__What the exercise asks__. Copy each line that has the string "type" somewhere in it.

[Start of Record extracts]

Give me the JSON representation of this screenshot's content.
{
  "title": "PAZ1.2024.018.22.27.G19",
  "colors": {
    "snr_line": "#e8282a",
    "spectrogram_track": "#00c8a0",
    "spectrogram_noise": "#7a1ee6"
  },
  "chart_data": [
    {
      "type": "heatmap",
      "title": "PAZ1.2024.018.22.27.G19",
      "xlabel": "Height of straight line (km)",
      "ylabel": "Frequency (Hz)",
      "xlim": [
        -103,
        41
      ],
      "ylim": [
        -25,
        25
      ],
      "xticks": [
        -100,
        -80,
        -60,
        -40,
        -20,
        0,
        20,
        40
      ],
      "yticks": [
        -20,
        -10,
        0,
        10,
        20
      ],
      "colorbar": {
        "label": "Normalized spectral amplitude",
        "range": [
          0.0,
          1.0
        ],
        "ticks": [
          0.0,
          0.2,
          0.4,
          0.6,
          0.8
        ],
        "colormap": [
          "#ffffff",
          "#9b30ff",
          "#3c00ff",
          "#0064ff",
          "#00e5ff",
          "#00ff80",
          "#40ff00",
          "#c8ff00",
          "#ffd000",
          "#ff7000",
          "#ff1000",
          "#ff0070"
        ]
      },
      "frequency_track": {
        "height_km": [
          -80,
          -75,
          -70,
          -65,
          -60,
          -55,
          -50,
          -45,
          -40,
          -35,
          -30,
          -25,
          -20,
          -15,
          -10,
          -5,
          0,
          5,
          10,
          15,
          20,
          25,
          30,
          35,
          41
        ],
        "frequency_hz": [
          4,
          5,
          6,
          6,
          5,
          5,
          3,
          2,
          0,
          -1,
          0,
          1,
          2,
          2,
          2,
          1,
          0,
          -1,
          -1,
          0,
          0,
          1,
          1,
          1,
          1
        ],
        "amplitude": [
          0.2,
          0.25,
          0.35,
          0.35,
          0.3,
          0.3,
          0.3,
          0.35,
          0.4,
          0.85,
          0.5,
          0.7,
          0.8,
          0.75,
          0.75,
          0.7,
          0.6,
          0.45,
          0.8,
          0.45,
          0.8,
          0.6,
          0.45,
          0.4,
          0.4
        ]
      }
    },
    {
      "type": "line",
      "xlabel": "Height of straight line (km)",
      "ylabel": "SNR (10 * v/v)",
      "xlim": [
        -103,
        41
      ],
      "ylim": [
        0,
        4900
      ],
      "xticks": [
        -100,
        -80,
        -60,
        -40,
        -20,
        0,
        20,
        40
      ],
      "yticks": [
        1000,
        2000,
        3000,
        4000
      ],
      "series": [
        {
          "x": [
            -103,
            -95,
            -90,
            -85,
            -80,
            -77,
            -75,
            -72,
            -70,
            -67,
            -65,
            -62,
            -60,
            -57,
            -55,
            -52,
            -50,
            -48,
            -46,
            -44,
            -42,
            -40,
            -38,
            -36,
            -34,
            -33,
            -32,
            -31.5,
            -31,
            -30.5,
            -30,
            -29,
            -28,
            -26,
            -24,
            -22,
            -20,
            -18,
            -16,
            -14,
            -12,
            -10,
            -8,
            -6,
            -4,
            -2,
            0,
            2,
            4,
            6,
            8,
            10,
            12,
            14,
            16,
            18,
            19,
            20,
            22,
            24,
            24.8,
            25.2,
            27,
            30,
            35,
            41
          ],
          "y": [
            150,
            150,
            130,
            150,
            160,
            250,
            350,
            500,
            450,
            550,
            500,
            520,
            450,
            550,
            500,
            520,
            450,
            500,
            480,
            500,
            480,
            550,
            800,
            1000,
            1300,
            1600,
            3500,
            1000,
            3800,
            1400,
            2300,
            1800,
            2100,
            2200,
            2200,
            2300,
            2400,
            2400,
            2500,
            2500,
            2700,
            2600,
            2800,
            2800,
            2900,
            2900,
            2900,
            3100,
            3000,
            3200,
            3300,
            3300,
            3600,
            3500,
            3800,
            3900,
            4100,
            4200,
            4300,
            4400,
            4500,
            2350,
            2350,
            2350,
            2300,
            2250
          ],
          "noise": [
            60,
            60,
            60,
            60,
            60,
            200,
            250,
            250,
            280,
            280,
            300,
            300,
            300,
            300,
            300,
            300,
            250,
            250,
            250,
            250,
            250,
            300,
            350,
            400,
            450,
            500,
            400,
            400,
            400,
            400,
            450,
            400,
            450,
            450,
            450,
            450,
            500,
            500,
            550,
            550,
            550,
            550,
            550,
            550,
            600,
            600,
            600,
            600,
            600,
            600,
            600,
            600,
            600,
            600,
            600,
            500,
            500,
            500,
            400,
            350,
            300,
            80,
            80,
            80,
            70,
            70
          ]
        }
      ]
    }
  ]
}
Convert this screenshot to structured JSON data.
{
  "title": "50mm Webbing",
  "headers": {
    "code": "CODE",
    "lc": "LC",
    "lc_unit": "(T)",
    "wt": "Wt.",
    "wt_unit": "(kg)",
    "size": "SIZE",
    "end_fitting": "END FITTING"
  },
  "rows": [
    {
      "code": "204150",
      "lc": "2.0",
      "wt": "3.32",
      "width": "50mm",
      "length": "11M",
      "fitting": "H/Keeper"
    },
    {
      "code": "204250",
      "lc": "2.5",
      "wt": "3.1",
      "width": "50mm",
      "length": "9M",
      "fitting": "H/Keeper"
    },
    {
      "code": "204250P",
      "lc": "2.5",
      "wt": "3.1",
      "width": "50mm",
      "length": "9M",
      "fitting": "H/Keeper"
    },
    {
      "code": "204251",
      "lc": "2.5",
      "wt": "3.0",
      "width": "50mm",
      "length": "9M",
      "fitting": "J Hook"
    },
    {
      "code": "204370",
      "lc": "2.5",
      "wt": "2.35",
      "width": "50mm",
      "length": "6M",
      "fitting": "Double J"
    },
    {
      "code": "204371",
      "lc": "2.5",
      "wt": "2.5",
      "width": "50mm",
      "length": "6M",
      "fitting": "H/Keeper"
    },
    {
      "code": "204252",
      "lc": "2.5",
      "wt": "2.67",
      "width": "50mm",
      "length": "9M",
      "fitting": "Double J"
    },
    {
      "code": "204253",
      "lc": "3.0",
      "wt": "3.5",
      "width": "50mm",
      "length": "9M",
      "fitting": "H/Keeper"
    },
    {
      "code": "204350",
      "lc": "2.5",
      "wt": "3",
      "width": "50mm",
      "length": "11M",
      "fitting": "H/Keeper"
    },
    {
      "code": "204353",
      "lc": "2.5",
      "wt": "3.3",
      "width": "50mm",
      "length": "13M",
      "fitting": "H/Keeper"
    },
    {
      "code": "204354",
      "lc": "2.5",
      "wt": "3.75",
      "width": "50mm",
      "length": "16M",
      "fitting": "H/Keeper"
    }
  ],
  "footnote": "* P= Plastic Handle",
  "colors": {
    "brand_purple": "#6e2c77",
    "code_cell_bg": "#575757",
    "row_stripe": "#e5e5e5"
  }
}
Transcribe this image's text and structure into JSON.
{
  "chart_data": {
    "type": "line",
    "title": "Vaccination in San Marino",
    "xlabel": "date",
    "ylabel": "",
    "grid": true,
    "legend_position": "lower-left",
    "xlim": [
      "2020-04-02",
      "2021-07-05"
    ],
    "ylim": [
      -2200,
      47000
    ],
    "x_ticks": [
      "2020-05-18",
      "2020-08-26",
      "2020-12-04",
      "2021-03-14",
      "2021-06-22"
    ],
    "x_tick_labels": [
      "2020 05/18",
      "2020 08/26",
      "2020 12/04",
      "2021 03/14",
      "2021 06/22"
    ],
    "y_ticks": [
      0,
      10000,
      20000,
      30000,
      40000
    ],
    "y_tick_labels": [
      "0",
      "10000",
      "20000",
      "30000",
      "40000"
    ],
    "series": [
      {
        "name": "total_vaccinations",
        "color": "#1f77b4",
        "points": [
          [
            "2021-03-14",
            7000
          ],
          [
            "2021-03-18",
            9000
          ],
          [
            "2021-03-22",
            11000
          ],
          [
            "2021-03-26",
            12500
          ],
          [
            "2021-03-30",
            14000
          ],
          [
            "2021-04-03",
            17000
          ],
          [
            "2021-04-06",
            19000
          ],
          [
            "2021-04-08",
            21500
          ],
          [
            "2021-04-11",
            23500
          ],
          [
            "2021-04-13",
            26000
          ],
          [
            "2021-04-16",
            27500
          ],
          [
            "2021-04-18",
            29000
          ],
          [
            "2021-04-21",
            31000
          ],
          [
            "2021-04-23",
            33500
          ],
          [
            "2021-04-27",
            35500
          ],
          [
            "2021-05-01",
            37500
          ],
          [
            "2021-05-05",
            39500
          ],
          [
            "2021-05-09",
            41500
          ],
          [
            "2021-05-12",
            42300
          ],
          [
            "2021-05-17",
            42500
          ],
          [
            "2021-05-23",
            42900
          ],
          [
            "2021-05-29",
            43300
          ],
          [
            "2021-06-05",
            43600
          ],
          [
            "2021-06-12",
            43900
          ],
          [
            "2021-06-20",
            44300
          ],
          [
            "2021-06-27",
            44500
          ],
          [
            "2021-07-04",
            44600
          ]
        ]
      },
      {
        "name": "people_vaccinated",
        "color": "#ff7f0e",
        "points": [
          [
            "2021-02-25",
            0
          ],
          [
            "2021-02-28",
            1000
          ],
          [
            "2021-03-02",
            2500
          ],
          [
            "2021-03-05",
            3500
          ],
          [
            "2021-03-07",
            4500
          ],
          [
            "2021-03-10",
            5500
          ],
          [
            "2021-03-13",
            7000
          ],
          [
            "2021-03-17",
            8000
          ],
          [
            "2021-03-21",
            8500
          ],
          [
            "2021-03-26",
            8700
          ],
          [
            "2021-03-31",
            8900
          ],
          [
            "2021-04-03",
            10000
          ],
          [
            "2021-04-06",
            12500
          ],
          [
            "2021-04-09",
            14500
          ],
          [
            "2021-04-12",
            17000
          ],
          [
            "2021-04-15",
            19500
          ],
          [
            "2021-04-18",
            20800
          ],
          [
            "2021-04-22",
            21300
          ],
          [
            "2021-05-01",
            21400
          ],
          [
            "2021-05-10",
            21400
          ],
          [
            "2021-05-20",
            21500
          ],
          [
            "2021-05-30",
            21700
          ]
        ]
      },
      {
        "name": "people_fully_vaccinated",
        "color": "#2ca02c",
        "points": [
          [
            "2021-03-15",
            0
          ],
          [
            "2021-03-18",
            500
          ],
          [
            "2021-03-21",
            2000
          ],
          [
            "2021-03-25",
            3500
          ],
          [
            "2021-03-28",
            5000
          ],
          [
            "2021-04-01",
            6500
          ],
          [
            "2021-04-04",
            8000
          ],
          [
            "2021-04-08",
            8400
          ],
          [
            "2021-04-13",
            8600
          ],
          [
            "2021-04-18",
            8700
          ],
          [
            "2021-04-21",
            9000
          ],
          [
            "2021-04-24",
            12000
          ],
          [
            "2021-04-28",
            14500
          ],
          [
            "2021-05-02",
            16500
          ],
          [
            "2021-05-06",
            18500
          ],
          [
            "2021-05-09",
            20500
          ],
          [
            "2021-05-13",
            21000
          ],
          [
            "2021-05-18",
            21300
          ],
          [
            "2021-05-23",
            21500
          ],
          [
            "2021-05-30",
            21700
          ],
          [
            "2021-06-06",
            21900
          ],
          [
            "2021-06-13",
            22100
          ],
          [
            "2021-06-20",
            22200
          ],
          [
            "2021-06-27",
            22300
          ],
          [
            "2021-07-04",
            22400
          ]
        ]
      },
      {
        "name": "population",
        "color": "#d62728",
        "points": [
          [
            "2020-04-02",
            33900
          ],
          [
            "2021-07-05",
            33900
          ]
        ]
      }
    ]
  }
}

[End of Record extracts]
[Start of Record extracts]

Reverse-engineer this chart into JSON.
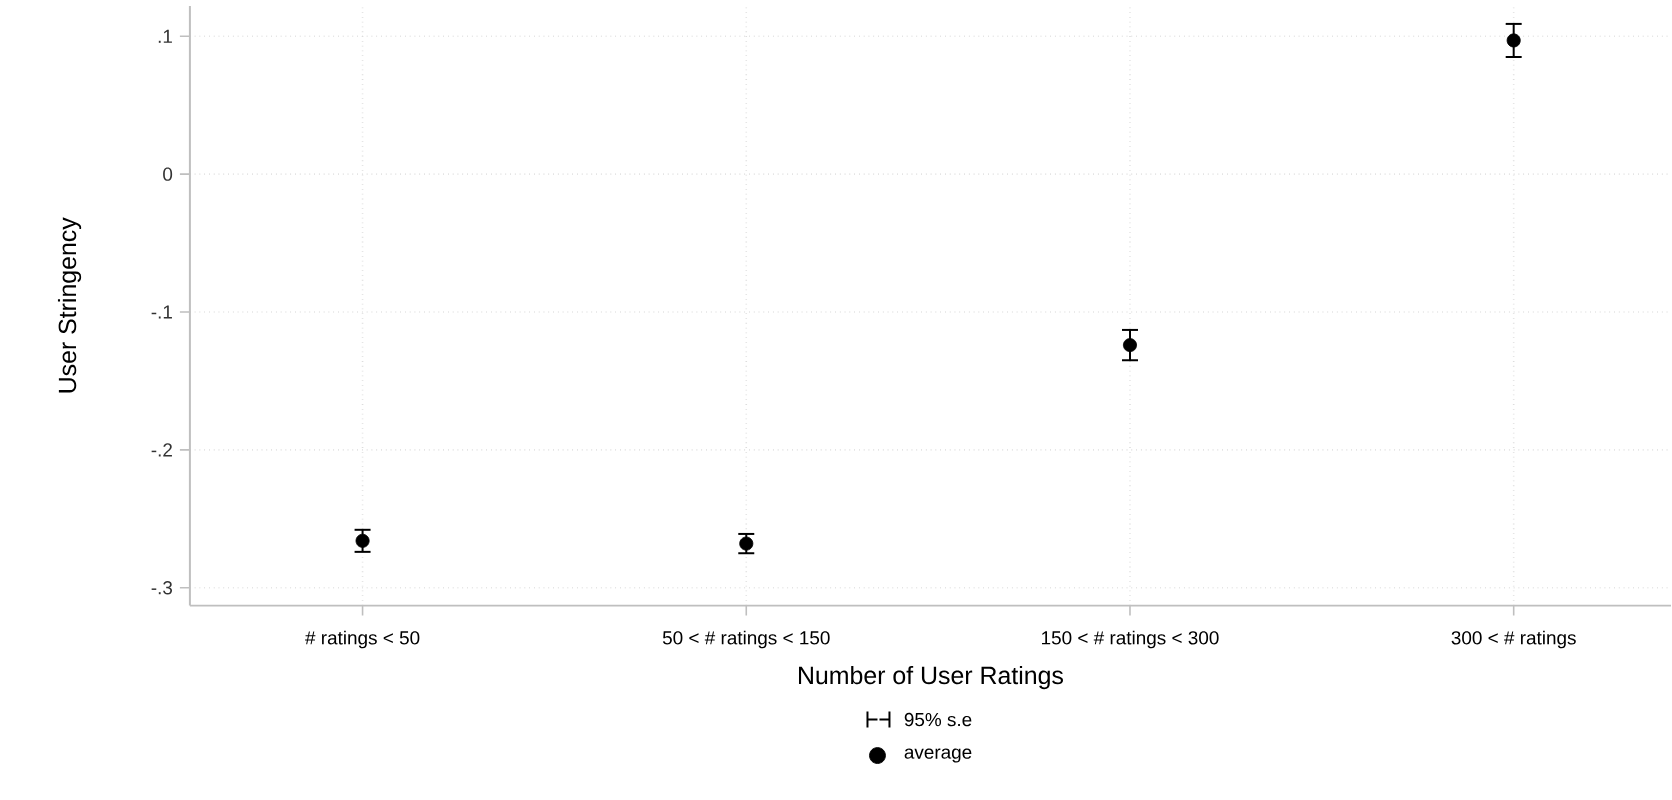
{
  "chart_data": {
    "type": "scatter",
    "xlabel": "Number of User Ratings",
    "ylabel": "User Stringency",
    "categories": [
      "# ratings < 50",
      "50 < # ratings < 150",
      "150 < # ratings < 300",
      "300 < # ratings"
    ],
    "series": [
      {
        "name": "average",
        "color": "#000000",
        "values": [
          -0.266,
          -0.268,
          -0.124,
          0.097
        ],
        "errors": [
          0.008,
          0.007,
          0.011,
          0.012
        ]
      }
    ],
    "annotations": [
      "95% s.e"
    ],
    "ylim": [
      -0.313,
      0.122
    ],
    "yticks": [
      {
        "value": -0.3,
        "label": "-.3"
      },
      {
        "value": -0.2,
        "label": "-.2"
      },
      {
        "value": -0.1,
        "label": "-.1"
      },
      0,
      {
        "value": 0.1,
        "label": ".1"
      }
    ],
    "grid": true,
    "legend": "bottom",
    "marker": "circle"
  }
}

[End of Record extracts]
[Start of Record extracts]

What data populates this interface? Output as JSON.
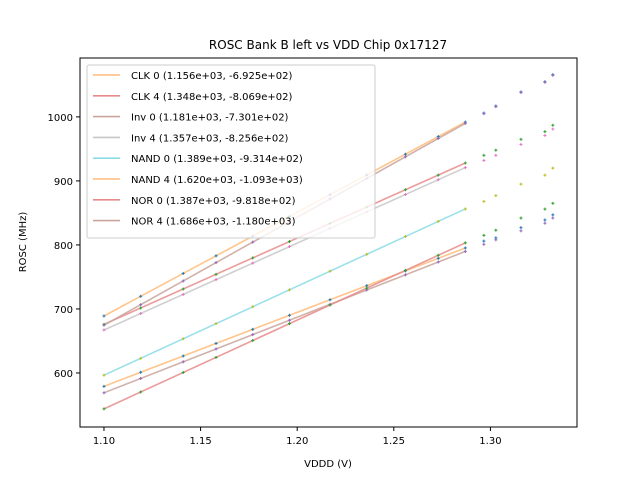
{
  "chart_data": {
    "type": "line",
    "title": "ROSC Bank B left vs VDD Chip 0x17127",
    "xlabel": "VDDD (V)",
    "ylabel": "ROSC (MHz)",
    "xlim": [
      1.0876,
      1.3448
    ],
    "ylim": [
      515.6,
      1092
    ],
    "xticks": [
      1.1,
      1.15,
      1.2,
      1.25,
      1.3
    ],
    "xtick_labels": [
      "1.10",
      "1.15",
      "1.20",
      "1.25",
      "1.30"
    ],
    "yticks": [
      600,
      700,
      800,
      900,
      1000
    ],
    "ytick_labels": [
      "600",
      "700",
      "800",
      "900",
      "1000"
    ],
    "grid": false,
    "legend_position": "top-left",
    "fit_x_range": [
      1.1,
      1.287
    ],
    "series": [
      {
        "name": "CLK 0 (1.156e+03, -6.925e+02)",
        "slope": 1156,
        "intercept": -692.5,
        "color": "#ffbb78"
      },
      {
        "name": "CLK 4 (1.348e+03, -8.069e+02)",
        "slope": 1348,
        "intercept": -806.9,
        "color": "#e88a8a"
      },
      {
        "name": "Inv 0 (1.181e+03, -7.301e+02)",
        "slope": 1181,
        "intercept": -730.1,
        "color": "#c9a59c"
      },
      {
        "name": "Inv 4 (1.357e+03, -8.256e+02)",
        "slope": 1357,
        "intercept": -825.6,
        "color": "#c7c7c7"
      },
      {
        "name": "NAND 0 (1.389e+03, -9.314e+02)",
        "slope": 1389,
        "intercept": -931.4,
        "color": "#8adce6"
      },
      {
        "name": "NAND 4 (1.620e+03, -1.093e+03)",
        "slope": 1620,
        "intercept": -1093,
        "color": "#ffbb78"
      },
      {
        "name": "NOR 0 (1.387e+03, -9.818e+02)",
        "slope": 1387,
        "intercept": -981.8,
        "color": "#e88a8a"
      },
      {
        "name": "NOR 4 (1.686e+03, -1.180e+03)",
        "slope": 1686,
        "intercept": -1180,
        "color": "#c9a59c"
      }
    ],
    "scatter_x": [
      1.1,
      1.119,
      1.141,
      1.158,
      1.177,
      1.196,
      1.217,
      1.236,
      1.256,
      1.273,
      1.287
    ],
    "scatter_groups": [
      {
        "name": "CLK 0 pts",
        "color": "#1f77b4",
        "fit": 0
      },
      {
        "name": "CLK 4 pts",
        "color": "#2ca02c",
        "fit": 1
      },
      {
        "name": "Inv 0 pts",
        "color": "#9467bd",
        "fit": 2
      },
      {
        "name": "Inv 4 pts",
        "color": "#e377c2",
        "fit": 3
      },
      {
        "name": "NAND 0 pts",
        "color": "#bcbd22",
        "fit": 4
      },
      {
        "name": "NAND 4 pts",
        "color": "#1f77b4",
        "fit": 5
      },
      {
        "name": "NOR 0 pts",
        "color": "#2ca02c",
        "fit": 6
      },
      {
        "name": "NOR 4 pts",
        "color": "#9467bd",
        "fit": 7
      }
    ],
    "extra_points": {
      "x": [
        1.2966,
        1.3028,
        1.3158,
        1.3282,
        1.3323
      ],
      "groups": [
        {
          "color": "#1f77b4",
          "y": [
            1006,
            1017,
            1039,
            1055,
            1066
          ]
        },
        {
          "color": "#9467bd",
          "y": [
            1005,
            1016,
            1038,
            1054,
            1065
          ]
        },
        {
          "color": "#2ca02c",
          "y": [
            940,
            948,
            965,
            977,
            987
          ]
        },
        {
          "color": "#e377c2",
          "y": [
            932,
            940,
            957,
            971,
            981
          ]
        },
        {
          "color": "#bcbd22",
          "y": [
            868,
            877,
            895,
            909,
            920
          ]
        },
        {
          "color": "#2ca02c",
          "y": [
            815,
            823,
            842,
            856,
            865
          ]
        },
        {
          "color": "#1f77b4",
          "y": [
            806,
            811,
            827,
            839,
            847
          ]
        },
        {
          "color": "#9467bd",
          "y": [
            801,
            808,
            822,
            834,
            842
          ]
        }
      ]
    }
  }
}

[End of Record extracts]

__Finished exercise__.
      "type": "heatmap",
      "type": "line",
    "type": "line",
    "type": "scatter",
    "type": "line",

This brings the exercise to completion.